GIVEN REQUEST: Keep only the lines of the data below that contain "Naciones", and copy them.

EXTRACTED ENTRIES:

-- -- --

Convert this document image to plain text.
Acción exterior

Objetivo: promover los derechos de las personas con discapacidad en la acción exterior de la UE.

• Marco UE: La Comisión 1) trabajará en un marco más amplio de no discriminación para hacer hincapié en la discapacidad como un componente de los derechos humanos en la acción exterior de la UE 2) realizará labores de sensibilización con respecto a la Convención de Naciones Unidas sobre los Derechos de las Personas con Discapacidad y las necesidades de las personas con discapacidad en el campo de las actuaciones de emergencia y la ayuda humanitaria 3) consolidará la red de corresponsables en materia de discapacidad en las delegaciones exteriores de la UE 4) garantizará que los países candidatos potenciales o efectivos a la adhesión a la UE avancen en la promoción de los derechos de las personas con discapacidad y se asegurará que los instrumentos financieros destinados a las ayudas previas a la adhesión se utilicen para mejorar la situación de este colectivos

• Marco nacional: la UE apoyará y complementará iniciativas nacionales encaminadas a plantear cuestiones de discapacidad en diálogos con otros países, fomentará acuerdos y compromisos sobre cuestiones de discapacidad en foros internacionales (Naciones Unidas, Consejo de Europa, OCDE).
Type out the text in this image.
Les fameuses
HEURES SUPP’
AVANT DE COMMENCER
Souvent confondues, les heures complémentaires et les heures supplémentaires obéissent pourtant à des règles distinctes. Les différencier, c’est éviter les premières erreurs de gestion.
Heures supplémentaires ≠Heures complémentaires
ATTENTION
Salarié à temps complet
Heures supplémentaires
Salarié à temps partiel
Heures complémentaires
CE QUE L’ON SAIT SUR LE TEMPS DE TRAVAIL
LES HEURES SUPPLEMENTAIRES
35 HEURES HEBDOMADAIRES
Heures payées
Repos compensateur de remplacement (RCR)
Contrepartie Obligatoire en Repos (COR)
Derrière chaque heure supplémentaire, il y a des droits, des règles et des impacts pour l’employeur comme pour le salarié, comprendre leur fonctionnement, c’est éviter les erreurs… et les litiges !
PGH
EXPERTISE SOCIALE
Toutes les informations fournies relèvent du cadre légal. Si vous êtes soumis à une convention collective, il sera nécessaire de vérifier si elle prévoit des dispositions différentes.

-- -- --

THE COMPLETED TASK:
• Marco UE: La Comisión 1) trabajará en un marco más amplio de no discriminación para hacer hincapié en la discapacidad como un componente de los derechos humanos en la acción exterior de la UE 2) realizará labores de sensibilización con respecto a la Convención de Naciones Unidas sobre los Derechos de las Personas con Discapacidad y las necesidades de las personas con discapacidad en el campo de las actuaciones de emergencia y la ayuda humanitaria 3) consolidará la red de corresponsables en materia de discapacidad en las delegaciones exteriores de la UE 4) garantizará que los países candidatos potenciales o efectivos a la adhesión a la UE avancen en la promoción de los derechos de las personas con discapacidad y se asegurará que los instrumentos financieros destinados a las ayudas previas a la adhesión se utilicen para mejorar la situación de este colectivos
• Marco nacional: la UE apoyará y complementará iniciativas nacionales encaminadas a plantear cuestiones de discapacidad en diálogos con otros países, fomentará acuerdos y compromisos sobre cuestiones de discapacidad en foros internacionales (Naciones Unidas, Consejo de Europa, OCDE).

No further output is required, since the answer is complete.